==== Given data ====

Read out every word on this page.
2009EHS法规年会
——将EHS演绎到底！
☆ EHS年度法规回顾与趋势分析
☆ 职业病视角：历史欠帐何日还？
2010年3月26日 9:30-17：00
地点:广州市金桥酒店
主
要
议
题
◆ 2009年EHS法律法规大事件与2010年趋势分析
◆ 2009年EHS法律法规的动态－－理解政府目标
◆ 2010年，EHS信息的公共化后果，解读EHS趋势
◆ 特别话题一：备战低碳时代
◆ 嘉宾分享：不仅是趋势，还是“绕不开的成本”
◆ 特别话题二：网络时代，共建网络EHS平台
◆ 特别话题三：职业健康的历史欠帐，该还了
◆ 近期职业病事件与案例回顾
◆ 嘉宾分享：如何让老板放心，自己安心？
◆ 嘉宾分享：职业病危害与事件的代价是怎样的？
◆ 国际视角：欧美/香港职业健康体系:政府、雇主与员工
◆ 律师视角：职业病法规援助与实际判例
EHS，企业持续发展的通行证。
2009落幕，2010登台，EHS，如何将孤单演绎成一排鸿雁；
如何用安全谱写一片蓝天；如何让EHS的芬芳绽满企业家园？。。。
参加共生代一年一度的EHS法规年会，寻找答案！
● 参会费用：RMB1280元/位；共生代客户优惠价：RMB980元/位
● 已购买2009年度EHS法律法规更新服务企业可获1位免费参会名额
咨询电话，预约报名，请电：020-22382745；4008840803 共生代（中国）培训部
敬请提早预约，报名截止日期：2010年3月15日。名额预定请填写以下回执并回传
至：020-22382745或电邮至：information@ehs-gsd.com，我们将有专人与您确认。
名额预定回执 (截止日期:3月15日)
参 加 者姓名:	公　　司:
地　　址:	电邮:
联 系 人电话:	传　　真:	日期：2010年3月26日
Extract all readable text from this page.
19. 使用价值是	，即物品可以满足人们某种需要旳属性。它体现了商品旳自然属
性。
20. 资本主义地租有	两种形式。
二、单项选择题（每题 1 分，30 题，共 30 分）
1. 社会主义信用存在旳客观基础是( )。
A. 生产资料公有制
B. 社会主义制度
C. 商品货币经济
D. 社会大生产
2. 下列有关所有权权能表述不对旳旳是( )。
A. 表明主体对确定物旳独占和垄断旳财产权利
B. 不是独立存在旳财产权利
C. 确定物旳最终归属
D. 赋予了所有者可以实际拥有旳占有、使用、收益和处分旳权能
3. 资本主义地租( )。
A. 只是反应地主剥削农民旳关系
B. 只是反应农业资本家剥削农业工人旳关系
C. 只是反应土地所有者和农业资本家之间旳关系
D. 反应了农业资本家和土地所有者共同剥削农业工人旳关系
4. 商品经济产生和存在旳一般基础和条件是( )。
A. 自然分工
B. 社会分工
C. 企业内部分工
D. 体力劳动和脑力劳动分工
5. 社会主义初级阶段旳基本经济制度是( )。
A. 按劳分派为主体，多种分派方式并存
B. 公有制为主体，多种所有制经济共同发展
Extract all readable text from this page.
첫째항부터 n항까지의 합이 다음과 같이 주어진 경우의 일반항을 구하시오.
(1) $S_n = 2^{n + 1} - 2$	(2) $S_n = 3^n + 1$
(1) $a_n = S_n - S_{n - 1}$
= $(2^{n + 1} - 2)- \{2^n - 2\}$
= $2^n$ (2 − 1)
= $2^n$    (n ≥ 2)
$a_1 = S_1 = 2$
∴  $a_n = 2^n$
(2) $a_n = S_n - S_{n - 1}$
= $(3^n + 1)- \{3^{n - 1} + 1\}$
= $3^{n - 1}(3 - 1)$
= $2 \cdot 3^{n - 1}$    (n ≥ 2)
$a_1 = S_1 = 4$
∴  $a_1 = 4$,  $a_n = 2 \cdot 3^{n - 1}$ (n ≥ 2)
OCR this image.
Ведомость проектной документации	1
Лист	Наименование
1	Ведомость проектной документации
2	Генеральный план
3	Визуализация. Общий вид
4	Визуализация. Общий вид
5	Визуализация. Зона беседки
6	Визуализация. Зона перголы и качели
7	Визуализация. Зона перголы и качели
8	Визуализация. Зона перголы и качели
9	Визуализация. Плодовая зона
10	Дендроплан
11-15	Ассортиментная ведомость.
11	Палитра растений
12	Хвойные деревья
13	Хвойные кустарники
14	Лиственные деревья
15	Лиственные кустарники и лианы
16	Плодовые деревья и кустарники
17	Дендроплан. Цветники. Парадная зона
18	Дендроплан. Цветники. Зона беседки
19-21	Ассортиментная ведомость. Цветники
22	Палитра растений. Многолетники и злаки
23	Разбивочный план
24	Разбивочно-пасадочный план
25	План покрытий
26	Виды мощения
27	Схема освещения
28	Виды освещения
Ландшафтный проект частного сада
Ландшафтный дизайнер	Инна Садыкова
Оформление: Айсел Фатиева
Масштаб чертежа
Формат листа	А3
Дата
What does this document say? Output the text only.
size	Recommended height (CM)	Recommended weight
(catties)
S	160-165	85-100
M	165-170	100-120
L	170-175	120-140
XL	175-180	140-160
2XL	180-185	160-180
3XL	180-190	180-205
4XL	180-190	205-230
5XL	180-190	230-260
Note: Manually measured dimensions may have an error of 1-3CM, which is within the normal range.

====

--- Task goal ---
Copy all of the data exactly.

--- Expected answer ---
Read out every word on this page.
2009EHS法规年会
——将EHS演绎到底！
☆ EHS年度法规回顾与趋势分析
☆ 职业病视角：历史欠帐何日还？
2010年3月26日 9:30-17：00
地点:广州市金桥酒店
主
要
议
题
◆ 2009年EHS法律法规大事件与2010年趋势分析
◆ 2009年EHS法律法规的动态－－理解政府目标
◆ 2010年，EHS信息的公共化后果，解读EHS趋势
◆ 特别话题一：备战低碳时代
◆ 嘉宾分享：不仅是趋势，还是“绕不开的成本”
◆ 特别话题二：网络时代，共建网络EHS平台
◆ 特别话题三：职业健康的历史欠帐，该还了
◆ 近期职业病事件与案例回顾
◆ 嘉宾分享：如何让老板放心，自己安心？
◆ 嘉宾分享：职业病危害与事件的代价是怎样的？
◆ 国际视角：欧美/香港职业健康体系:政府、雇主与员工
◆ 律师视角：职业病法规援助与实际判例
EHS，企业持续发展的通行证。
2009落幕，2010登台，EHS，如何将孤单演绎成一排鸿雁；
如何用安全谱写一片蓝天；如何让EHS的芬芳绽满企业家园？。。。
参加共生代一年一度的EHS法规年会，寻找答案！
● 参会费用：RMB1280元/位；共生代客户优惠价：RMB980元/位
● 已购买2009年度EHS法律法规更新服务企业可获1位免费参会名额
咨询电话，预约报名，请电：020-22382745；4008840803 共生代（中国）培训部
敬请提早预约，报名截止日期：2010年3月15日。名额预定请填写以下回执并回传
至：020-22382745或电邮至：information@ehs-gsd.com，我们将有专人与您确认。
名额预定回执 (截止日期:3月15日)
参 加 者姓名:	公　　司:
地　　址:	电邮:
联 系 人电话:	传　　真:	日期：2010年3月26日
Extract all readable text from this page.
19. 使用价值是	，即物品可以满足人们某种需要旳属性。它体现了商品旳自然属
性。
20. 资本主义地租有	两种形式。
二、单项选择题（每题 1 分，30 题，共 30 分）
1. 社会主义信用存在旳客观基础是( )。
A. 生产资料公有制
B. 社会主义制度
C. 商品货币经济
D. 社会大生产
2. 下列有关所有权权能表述不对旳旳是( )。
A. 表明主体对确定物旳独占和垄断旳财产权利
B. 不是独立存在旳财产权利
C. 确定物旳最终归属
D. 赋予了所有者可以实际拥有旳占有、使用、收益和处分旳权能
3. 资本主义地租( )。
A. 只是反应地主剥削农民旳关系
B. 只是反应农业资本家剥削农业工人旳关系
C. 只是反应土地所有者和农业资本家之间旳关系
D. 反应了农业资本家和土地所有者共同剥削农业工人旳关系
4. 商品经济产生和存在旳一般基础和条件是( )。
A. 自然分工
B. 社会分工
C. 企业内部分工
D. 体力劳动和脑力劳动分工
5. 社会主义初级阶段旳基本经济制度是( )。
A. 按劳分派为主体，多种分派方式并存
B. 公有制为主体，多种所有制经济共同发展
Extract all readable text from this page.
첫째항부터 n항까지의 합이 다음과 같이 주어진 경우의 일반항을 구하시오.
(1) $S_n = 2^{n + 1} - 2$	(2) $S_n = 3^n + 1$
(1) $a_n = S_n - S_{n - 1}$
= $(2^{n + 1} - 2)- \{2^n - 2\}$
= $2^n$ (2 − 1)
= $2^n$    (n ≥ 2)
$a_1 = S_1 = 2$
∴  $a_n = 2^n$
(2) $a_n = S_n - S_{n - 1}$
= $(3^n + 1)- \{3^{n - 1} + 1\}$
= $3^{n - 1}(3 - 1)$
= $2 \cdot 3^{n - 1}$    (n ≥ 2)
$a_1 = S_1 = 4$
∴  $a_1 = 4$,  $a_n = 2 \cdot 3^{n - 1}$ (n ≥ 2)
OCR this image.
Ведомость проектной документации	1
Лист	Наименование
1	Ведомость проектной документации
2	Генеральный план
3	Визуализация. Общий вид
4	Визуализация. Общий вид
5	Визуализация. Зона беседки
6	Визуализация. Зона перголы и качели
7	Визуализация. Зона перголы и качели
8	Визуализация. Зона перголы и качели
9	Визуализация. Плодовая зона
10	Дендроплан
11-15	Ассортиментная ведомость.
11	Палитра растений
12	Хвойные деревья
13	Хвойные кустарники
14	Лиственные деревья
15	Лиственные кустарники и лианы
16	Плодовые деревья и кустарники
17	Дендроплан. Цветники. Парадная зона
18	Дендроплан. Цветники. Зона беседки
19-21	Ассортиментная ведомость. Цветники
22	Палитра растений. Многолетники и злаки
23	Разбивочный план
24	Разбивочно-пасадочный план
25	План покрытий
26	Виды мощения
27	Схема освещения
28	Виды освещения
Ландшафтный проект частного сада
Ландшафтный дизайнер	Инна Садыкова
Оформление: Айсел Фатиева
Масштаб чертежа
Формат листа	А3
Дата
What does this document say? Output the text only.
size	Recommended height (CM)	Recommended weight
(catties)
S	160-165	85-100
M	165-170	100-120
L	170-175	120-140
XL	175-180	140-160
2XL	180-185	160-180
3XL	180-190	180-205
4XL	180-190	205-230
5XL	180-190	230-260
Note: Manually measured dimensions may have an error of 1-3CM, which is within the normal range.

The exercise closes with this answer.